§ **Data provided**
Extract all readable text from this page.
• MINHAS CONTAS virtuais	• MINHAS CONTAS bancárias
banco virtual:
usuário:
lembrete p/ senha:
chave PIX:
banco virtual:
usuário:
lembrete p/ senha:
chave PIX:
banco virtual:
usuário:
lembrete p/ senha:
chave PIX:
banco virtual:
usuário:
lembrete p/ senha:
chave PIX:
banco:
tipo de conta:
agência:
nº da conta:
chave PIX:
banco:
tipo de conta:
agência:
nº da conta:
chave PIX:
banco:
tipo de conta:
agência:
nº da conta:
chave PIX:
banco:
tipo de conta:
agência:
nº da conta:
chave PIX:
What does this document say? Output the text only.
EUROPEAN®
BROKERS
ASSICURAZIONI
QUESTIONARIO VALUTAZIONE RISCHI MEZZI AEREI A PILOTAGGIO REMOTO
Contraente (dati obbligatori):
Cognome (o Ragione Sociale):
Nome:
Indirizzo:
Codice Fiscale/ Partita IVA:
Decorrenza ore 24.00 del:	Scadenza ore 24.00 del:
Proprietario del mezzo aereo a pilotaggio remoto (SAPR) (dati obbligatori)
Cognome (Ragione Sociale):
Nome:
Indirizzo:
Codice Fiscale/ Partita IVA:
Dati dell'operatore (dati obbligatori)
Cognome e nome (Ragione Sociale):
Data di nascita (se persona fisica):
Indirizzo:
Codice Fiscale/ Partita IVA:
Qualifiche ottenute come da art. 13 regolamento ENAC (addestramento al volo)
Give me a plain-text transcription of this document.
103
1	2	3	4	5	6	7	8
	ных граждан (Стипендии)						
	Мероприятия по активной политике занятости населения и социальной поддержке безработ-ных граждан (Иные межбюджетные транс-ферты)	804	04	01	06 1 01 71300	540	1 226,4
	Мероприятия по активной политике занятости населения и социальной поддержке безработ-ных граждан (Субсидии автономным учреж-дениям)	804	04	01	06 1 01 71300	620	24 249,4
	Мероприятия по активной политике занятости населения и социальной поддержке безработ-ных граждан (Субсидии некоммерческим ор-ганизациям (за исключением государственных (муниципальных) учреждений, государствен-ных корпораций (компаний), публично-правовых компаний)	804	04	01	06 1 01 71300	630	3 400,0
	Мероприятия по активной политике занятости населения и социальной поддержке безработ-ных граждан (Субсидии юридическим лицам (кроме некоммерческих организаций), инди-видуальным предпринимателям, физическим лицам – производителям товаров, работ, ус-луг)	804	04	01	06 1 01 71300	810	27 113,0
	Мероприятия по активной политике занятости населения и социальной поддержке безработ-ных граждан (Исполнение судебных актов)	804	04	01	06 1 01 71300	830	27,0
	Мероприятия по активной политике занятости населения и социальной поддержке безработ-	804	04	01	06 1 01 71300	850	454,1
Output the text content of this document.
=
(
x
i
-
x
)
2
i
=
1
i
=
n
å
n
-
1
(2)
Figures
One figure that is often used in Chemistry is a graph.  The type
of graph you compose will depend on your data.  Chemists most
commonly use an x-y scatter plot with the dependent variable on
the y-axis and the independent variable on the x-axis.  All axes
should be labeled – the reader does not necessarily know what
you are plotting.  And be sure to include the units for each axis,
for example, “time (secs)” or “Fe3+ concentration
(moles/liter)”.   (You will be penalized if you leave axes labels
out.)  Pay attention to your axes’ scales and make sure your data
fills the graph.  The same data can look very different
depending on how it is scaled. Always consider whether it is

§ **Work to do**
Reproduce every record above exactly as it appears.

§ **Exercise output**
Extract all readable text from this page.
• MINHAS CONTAS virtuais	• MINHAS CONTAS bancárias
banco virtual:
usuário:
lembrete p/ senha:
chave PIX:
banco virtual:
usuário:
lembrete p/ senha:
chave PIX:
banco virtual:
usuário:
lembrete p/ senha:
chave PIX:
banco virtual:
usuário:
lembrete p/ senha:
chave PIX:
banco:
tipo de conta:
agência:
nº da conta:
chave PIX:
banco:
tipo de conta:
agência:
nº da conta:
chave PIX:
banco:
tipo de conta:
agência:
nº da conta:
chave PIX:
banco:
tipo de conta:
agência:
nº da conta:
chave PIX:
What does this document say? Output the text only.
EUROPEAN®
BROKERS
ASSICURAZIONI
QUESTIONARIO VALUTAZIONE RISCHI MEZZI AEREI A PILOTAGGIO REMOTO
Contraente (dati obbligatori):
Cognome (o Ragione Sociale):
Nome:
Indirizzo:
Codice Fiscale/ Partita IVA:
Decorrenza ore 24.00 del:	Scadenza ore 24.00 del:
Proprietario del mezzo aereo a pilotaggio remoto (SAPR) (dati obbligatori)
Cognome (Ragione Sociale):
Nome:
Indirizzo:
Codice Fiscale/ Partita IVA:
Dati dell'operatore (dati obbligatori)
Cognome e nome (Ragione Sociale):
Data di nascita (se persona fisica):
Indirizzo:
Codice Fiscale/ Partita IVA:
Qualifiche ottenute come da art. 13 regolamento ENAC (addestramento al volo)
Give me a plain-text transcription of this document.
103
1	2	3	4	5	6	7	8
	ных граждан (Стипендии)						
	Мероприятия по активной политике занятости населения и социальной поддержке безработ-ных граждан (Иные межбюджетные транс-ферты)	804	04	01	06 1 01 71300	540	1 226,4
	Мероприятия по активной политике занятости населения и социальной поддержке безработ-ных граждан (Субсидии автономным учреж-дениям)	804	04	01	06 1 01 71300	620	24 249,4
	Мероприятия по активной политике занятости населения и социальной поддержке безработ-ных граждан (Субсидии некоммерческим ор-ганизациям (за исключением государственных (муниципальных) учреждений, государствен-ных корпораций (компаний), публично-правовых компаний)	804	04	01	06 1 01 71300	630	3 400,0
	Мероприятия по активной политике занятости населения и социальной поддержке безработ-ных граждан (Субсидии юридическим лицам (кроме некоммерческих организаций), инди-видуальным предпринимателям, физическим лицам – производителям товаров, работ, ус-луг)	804	04	01	06 1 01 71300	810	27 113,0
	Мероприятия по активной политике занятости населения и социальной поддержке безработ-ных граждан (Исполнение судебных актов)	804	04	01	06 1 01 71300	830	27,0
	Мероприятия по активной политике занятости населения и социальной поддержке безработ-	804	04	01	06 1 01 71300	850	454,1
Output the text content of this document.
=
(
x
i
-
x
)
2
i
=
1
i
=
n
å
n
-
1
(2)
Figures
One figure that is often used in Chemistry is a graph.  The type
of graph you compose will depend on your data.  Chemists most
commonly use an x-y scatter plot with the dependent variable on
the y-axis and the independent variable on the x-axis.  All axes
should be labeled – the reader does not necessarily know what
you are plotting.  And be sure to include the units for each axis,
for example, “time (secs)” or “Fe3+ concentration
(moles/liter)”.   (You will be penalized if you leave axes labels
out.)  Pay attention to your axes’ scales and make sure your data
fills the graph.  The same data can look very different
depending on how it is scaled. Always consider whether it is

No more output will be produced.